[Dataset records on visual material]
** begin **

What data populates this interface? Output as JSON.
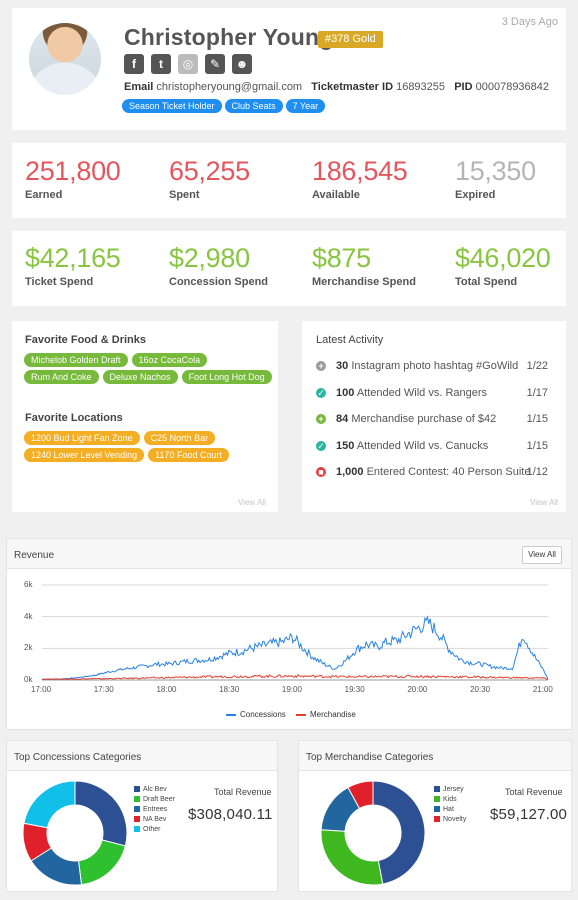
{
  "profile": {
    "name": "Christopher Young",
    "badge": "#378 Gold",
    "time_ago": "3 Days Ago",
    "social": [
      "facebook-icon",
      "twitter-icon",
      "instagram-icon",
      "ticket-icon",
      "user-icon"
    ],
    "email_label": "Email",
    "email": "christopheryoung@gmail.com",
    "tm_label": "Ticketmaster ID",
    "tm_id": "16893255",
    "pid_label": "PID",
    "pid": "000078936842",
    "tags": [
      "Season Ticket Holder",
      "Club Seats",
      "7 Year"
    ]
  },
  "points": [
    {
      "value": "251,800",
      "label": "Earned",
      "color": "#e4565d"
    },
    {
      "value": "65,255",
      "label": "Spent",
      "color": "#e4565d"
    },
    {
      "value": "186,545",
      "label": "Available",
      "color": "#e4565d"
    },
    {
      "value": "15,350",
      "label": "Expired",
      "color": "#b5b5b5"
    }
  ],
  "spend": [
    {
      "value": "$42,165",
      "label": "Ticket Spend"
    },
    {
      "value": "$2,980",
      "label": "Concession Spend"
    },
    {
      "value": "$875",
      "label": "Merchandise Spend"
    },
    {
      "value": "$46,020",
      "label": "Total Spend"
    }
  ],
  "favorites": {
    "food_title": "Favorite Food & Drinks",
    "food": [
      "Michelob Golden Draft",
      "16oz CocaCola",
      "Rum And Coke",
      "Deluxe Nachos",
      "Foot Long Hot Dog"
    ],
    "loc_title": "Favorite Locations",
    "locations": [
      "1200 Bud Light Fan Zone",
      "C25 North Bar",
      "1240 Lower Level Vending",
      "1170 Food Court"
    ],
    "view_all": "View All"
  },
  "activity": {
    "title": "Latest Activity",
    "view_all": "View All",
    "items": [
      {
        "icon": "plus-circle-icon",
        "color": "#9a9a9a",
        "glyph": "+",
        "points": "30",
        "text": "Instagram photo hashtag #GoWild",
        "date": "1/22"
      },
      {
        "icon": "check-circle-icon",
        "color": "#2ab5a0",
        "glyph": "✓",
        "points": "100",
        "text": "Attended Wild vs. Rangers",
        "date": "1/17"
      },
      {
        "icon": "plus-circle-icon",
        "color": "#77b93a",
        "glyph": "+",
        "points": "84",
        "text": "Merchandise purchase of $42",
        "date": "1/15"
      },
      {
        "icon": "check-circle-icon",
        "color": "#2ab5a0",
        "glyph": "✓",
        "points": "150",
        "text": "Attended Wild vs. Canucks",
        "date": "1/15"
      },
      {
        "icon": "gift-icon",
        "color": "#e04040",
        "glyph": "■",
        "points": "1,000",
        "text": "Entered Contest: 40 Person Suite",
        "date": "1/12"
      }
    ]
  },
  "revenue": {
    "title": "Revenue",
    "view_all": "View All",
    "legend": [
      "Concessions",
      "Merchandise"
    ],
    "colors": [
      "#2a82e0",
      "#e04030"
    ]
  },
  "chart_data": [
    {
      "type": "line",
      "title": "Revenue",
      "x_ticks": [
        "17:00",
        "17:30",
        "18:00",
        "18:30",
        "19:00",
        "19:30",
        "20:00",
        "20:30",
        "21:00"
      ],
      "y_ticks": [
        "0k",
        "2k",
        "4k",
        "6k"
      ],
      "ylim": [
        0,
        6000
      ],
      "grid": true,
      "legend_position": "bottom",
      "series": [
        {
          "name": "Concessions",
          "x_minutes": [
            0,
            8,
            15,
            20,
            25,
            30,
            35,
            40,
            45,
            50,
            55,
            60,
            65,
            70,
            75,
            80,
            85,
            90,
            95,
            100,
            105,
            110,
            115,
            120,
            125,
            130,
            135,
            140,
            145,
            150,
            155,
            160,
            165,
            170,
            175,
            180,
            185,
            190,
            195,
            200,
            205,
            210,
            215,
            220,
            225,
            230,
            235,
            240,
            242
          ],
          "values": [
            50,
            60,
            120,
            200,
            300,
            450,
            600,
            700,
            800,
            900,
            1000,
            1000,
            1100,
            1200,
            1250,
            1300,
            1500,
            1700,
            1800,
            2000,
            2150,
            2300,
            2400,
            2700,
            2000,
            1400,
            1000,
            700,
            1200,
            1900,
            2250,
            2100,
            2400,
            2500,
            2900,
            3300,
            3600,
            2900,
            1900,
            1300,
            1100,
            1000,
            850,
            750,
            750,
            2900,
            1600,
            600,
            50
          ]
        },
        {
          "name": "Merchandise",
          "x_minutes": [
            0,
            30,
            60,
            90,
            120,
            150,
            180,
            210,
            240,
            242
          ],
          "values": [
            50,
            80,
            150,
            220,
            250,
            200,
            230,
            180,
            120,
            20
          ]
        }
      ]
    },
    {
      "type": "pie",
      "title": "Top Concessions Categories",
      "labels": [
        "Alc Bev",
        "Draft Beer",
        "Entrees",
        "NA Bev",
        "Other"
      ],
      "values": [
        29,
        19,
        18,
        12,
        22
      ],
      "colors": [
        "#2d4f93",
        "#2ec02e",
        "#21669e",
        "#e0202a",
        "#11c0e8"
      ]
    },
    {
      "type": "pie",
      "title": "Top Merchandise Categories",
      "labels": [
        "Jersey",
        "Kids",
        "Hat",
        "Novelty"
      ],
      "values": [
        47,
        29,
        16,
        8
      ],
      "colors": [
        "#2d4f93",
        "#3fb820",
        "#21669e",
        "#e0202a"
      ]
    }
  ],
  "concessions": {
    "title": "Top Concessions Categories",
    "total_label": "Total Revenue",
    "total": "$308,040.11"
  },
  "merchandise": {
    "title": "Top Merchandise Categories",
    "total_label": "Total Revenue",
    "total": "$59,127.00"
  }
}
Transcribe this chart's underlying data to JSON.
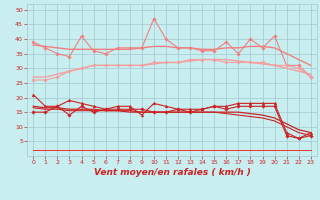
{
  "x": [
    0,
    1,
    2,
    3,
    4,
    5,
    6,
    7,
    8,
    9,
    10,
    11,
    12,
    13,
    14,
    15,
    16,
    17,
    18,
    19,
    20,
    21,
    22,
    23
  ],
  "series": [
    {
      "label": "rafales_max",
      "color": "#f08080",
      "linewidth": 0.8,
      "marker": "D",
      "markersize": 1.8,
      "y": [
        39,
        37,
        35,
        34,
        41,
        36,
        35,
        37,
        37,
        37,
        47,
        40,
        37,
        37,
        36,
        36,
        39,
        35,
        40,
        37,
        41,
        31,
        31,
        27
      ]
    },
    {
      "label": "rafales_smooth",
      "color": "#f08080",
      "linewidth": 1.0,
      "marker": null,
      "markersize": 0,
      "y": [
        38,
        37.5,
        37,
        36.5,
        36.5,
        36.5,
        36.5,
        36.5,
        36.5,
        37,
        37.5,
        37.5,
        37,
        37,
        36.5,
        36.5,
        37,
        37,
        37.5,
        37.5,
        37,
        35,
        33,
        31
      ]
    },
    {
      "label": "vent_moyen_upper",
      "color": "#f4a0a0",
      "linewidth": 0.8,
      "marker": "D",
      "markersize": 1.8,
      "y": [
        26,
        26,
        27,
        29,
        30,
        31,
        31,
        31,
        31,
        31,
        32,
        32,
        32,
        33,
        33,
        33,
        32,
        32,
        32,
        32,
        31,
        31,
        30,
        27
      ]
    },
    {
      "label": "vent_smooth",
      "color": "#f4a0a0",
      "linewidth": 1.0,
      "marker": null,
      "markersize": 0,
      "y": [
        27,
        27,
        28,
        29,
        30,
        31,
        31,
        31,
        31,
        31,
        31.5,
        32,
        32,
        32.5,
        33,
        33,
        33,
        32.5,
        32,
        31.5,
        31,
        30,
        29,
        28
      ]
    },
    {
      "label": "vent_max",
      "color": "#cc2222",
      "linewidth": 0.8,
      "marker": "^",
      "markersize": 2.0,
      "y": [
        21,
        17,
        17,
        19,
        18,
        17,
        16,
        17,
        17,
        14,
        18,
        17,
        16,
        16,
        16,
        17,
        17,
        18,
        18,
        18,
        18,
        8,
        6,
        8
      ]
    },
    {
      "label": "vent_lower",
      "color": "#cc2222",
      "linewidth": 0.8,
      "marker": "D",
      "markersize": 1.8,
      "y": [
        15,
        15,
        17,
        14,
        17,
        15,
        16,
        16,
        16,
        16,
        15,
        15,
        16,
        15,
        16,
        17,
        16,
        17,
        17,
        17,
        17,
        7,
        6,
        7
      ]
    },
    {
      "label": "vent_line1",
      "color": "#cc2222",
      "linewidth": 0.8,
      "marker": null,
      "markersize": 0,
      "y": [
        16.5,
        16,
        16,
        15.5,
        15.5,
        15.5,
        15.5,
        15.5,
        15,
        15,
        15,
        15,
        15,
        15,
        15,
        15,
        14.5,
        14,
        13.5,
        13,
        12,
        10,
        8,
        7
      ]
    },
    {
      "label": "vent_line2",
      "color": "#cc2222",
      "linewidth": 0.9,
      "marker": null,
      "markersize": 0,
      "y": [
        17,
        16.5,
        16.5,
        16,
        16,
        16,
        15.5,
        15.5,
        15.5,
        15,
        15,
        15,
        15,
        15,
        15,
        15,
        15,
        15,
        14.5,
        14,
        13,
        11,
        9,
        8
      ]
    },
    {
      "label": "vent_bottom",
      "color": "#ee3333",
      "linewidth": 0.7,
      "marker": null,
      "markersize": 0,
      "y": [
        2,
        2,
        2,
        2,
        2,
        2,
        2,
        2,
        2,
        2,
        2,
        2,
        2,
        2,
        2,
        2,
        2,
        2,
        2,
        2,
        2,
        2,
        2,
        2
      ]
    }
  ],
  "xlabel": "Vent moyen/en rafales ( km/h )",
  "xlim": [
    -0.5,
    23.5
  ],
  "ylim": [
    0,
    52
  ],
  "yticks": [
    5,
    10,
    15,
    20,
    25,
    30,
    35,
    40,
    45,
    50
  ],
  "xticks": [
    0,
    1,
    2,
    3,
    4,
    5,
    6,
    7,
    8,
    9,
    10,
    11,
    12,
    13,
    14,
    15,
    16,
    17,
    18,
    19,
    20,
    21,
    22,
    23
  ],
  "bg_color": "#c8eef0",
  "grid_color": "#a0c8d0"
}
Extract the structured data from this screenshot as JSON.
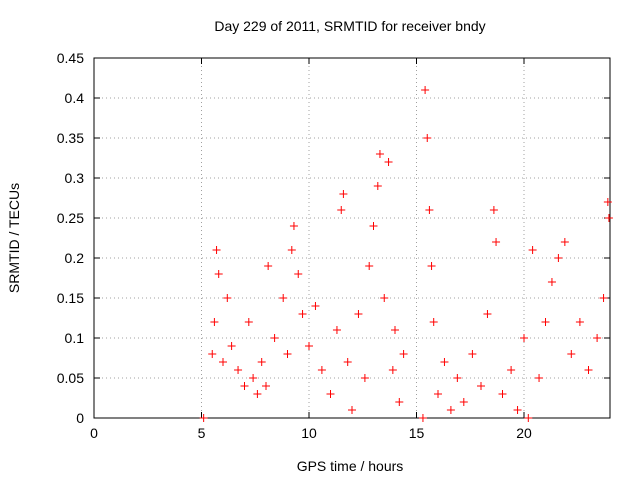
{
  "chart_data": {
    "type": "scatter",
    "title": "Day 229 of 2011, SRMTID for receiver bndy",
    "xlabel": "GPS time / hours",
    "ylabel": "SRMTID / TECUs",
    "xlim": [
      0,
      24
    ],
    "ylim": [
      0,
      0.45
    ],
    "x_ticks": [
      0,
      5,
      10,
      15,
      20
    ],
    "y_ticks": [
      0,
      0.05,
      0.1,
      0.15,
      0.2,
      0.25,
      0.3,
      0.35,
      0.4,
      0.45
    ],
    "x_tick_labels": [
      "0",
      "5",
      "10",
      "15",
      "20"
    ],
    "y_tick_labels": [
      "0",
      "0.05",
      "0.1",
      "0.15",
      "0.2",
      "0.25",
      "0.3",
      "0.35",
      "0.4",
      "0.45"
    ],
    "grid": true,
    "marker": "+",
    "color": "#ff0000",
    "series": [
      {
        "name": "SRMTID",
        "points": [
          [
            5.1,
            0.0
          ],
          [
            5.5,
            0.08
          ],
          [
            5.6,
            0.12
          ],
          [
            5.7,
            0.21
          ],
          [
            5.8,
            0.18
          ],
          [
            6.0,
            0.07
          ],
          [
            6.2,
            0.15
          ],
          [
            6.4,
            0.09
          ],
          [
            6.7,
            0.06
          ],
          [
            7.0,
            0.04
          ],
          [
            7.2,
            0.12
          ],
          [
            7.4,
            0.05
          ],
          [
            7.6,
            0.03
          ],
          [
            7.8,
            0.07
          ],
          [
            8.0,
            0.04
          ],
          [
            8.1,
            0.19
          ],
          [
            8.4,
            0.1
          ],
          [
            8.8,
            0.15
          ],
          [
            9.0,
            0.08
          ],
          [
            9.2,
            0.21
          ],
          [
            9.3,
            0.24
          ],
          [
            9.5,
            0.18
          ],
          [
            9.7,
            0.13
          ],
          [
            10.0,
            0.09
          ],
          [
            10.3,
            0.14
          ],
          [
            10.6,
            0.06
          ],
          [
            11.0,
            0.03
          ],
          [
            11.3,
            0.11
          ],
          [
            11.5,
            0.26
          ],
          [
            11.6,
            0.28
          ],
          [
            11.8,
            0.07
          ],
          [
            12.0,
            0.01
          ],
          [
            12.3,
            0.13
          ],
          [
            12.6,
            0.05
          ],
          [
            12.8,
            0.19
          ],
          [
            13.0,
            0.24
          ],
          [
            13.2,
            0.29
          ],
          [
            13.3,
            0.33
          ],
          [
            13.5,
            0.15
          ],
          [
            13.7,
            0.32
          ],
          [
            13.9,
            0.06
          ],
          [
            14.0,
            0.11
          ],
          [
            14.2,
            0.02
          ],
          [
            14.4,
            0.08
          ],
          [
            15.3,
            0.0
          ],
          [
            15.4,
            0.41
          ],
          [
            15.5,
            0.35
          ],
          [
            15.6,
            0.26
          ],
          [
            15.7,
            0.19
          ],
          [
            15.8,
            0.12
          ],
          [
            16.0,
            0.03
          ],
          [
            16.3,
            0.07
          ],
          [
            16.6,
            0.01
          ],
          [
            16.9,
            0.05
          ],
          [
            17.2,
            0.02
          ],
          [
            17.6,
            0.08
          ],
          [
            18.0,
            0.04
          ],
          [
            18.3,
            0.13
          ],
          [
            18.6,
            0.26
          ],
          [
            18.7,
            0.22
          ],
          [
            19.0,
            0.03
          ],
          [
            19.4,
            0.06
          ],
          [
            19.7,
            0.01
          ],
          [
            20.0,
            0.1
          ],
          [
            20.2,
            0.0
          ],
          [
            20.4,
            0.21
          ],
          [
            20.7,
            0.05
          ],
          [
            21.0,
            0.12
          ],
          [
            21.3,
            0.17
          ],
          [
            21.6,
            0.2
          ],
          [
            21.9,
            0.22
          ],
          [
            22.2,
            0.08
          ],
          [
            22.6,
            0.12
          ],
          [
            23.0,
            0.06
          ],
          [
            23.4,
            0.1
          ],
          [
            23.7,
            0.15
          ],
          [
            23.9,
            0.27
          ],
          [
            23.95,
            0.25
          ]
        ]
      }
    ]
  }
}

** end **

* [PROBLEM DESCRIPTION]
Copy each line that holds the word "xlabel".

* [EXERCISE SOLUTION]
  "xlabel": "Vent moyen/en rafales ( km/h )",
    "xlabel": "GPS time / hours",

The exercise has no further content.